Report the number of lines that hold the string "случае". Leave out any other text.
═══ Provided records
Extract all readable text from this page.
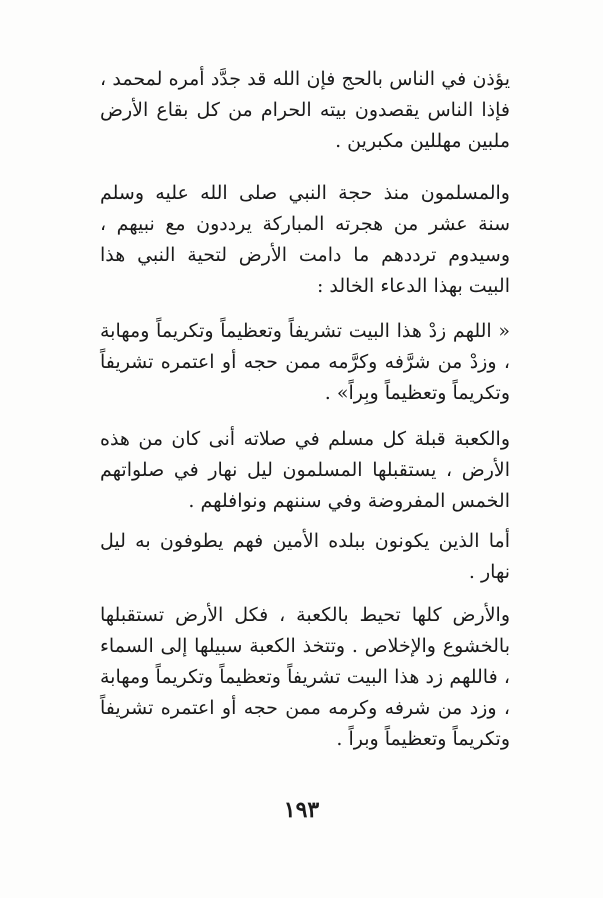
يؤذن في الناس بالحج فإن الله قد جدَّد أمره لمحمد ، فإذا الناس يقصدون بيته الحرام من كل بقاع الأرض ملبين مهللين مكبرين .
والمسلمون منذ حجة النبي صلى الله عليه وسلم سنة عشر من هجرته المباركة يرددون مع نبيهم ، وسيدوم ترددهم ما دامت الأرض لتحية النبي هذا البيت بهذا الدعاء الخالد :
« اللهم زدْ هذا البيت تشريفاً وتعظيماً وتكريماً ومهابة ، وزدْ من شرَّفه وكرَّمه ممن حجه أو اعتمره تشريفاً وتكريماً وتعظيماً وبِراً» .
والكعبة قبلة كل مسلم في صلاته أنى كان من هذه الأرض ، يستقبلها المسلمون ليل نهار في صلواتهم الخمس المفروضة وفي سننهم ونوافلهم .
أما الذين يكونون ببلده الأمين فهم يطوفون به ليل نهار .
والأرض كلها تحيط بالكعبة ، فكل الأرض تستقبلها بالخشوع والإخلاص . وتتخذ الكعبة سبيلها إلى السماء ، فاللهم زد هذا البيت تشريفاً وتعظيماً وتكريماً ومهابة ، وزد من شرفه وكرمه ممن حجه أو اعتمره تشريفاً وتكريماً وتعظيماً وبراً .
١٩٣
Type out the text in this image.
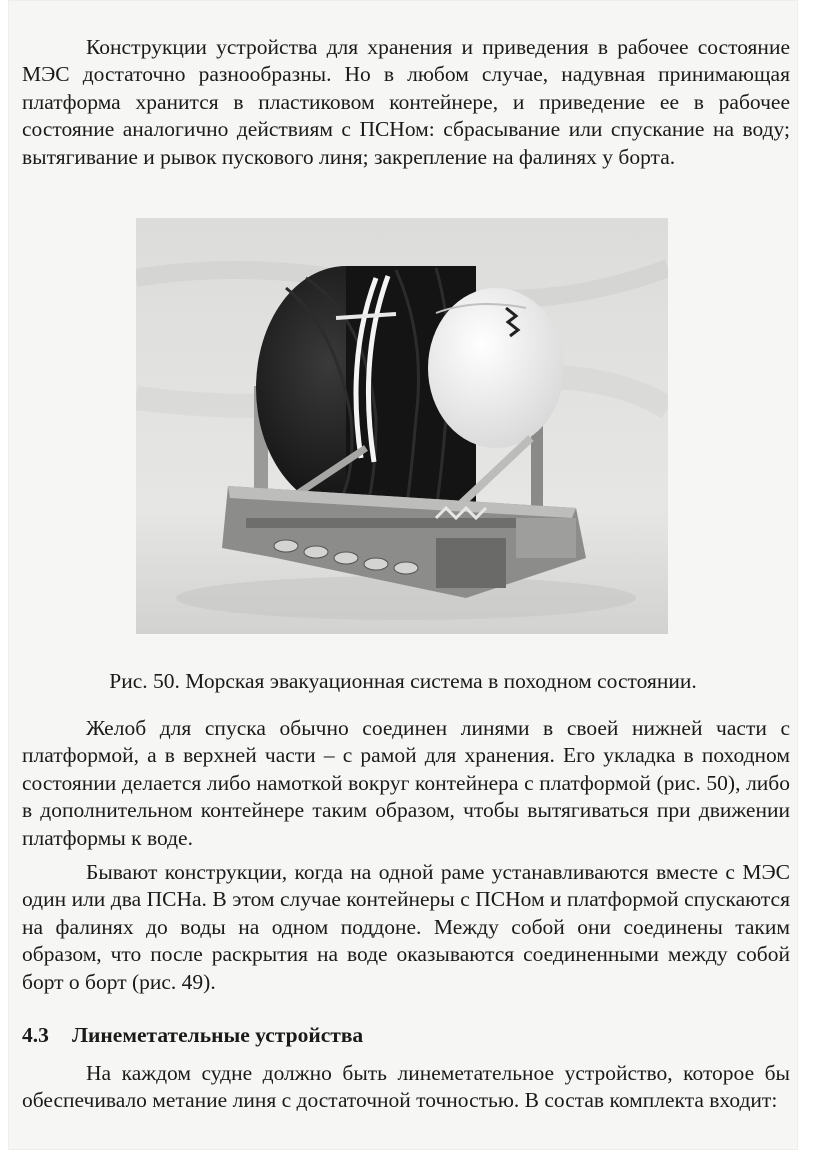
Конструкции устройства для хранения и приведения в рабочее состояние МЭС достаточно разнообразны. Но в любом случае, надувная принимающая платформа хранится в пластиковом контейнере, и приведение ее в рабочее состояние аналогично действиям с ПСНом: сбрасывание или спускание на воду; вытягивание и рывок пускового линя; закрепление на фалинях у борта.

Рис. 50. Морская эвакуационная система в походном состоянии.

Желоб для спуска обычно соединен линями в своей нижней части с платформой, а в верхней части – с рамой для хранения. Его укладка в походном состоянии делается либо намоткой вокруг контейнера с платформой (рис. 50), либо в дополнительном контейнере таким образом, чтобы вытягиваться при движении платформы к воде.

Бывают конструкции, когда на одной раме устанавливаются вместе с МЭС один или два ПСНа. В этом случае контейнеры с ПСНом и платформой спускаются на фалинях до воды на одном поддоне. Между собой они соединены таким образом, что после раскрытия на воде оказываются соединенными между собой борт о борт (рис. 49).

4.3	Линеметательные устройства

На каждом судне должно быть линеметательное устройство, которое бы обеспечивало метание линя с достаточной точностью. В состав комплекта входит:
══════
[The result]
2